[Collected data entries]
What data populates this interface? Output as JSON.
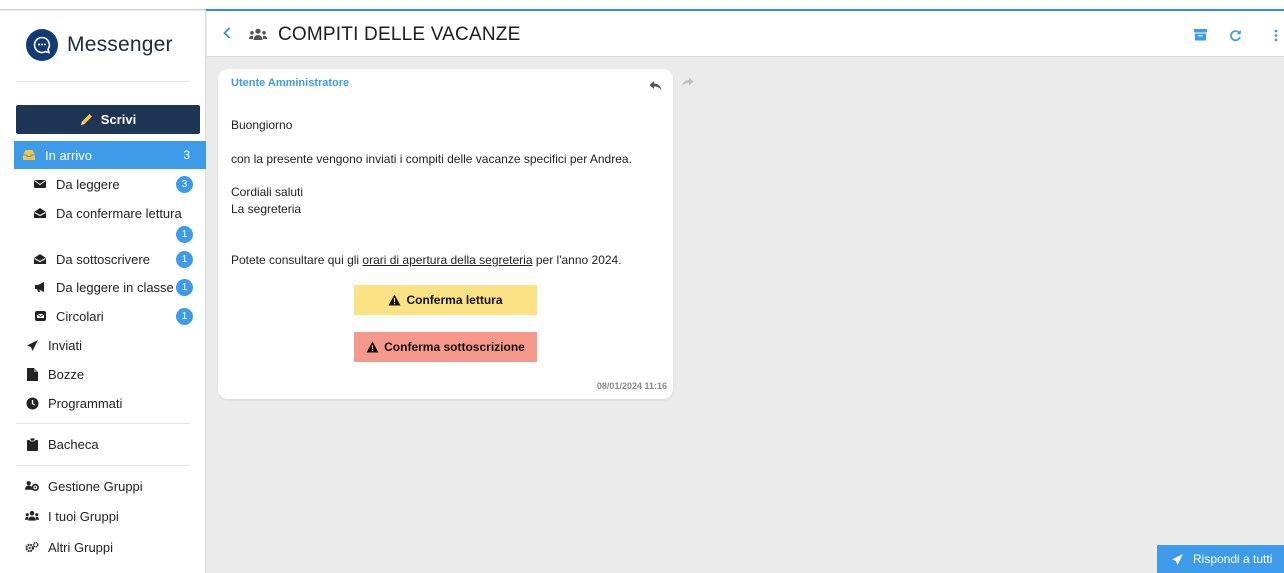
{
  "app": {
    "name": "Messenger"
  },
  "sidebar": {
    "compose_label": "Scrivi",
    "inbox": {
      "label": "In arrivo",
      "count": "3"
    },
    "inbox_items": [
      {
        "label": "Da leggere",
        "count": "3",
        "icon": "envelope-icon"
      },
      {
        "label": "Da confermare lettura",
        "count": "1",
        "icon": "envelope-open-icon"
      },
      {
        "label": "Da sottoscrivere",
        "count": "1",
        "icon": "envelope-open-icon"
      },
      {
        "label": "Da leggere in classe",
        "count": "1",
        "icon": "bullhorn-icon"
      },
      {
        "label": "Circolari",
        "count": "1",
        "icon": "mail-bulk-icon"
      }
    ],
    "sent_label": "Inviati",
    "drafts_label": "Bozze",
    "scheduled_label": "Programmati",
    "board_label": "Bacheca",
    "groups_manage_label": "Gestione Gruppi",
    "my_groups_label": "I tuoi Gruppi",
    "other_groups_label": "Altri Gruppi"
  },
  "header": {
    "title": "COMPITI DELLE VACANZE"
  },
  "message": {
    "sender": "Utente Amministratore",
    "greeting": "Buongiorno",
    "body": "con la presente vengono inviati i compiti delle vacanze specifici per Andrea.",
    "closing1": "Cordiali saluti",
    "closing2": "La segreteria",
    "info_prefix": "Potete consultare qui gli ",
    "info_link": "orari di apertura della segreteria",
    "info_suffix": " per l'anno 2024.",
    "confirm_read_label": "Conferma lettura",
    "confirm_sign_label": "Conferma sottoscrizione",
    "timestamp": "08/01/2024 11:16"
  },
  "reply_all_label": "Rispondi a tutti",
  "colors": {
    "accent": "#3d9be9",
    "navy": "#1e3556",
    "yellow": "#fbe385",
    "red": "#f6988a"
  }
}
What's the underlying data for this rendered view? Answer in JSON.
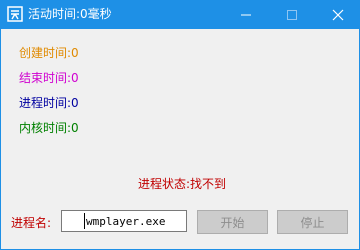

### Exercise instructions
Transcribe the material exactly, leaving every picture out.

### Written response
What data populates this interface? Output as JSON.
{
  "app": {
    "name": "Messenger"
  },
  "sidebar": {
    "compose_label": "Scrivi",
    "inbox": {
      "label": "In arrivo",
      "count": "3"
    },
    "inbox_items": [
      {
        "label": "Da leggere",
        "count": "3",
        "icon": "envelope-icon"
      },
      {
        "label": "Da confermare lettura",
        "count": "1",
        "icon": "envelope-open-icon"
      },
      {
        "label": "Da sottoscrivere",
        "count": "1",
        "icon": "envelope-open-icon"
      },
      {
        "label": "Da leggere in classe",
        "count": "1",
        "icon": "bullhorn-icon"
      },
      {
        "label": "Circolari",
        "count": "1",
        "icon": "mail-bulk-icon"
      }
    ],
    "sent_label": "Inviati",
    "drafts_label": "Bozze",
    "scheduled_label": "Programmati",
    "board_label": "Bacheca",
    "groups_manage_label": "Gestione Gruppi",
    "my_groups_label": "I tuoi Gruppi",
    "other_groups_label": "Altri Gruppi"
  },
  "header": {
    "title": "COMPITI DELLE VACANZE"
  },
  "message": {
    "sender": "Utente Amministratore",
    "greeting": "Buongiorno",
    "body": "con la presente vengono inviati i compiti delle vacanze specifici per Andrea.",
    "closing1": "Cordiali saluti",
    "closing2": "La segreteria",
    "info_prefix": "Potete consultare qui gli ",
    "info_link": "orari di apertura della segreteria",
    "info_suffix": " per l'anno 2024.",
    "confirm_read_label": "Conferma lettura",
    "confirm_sign_label": "Conferma sottoscrizione",
    "timestamp": "08/01/2024 11:16"
  },
  "reply_all_label": "Rispondi a tutti",
  "colors": {
    "accent": "#3d9be9",
    "navy": "#1e3556",
    "yellow": "#fbe385",
    "red": "#f6988a"
  }
}
What's the underlying data for this rendered view? Answer in JSON.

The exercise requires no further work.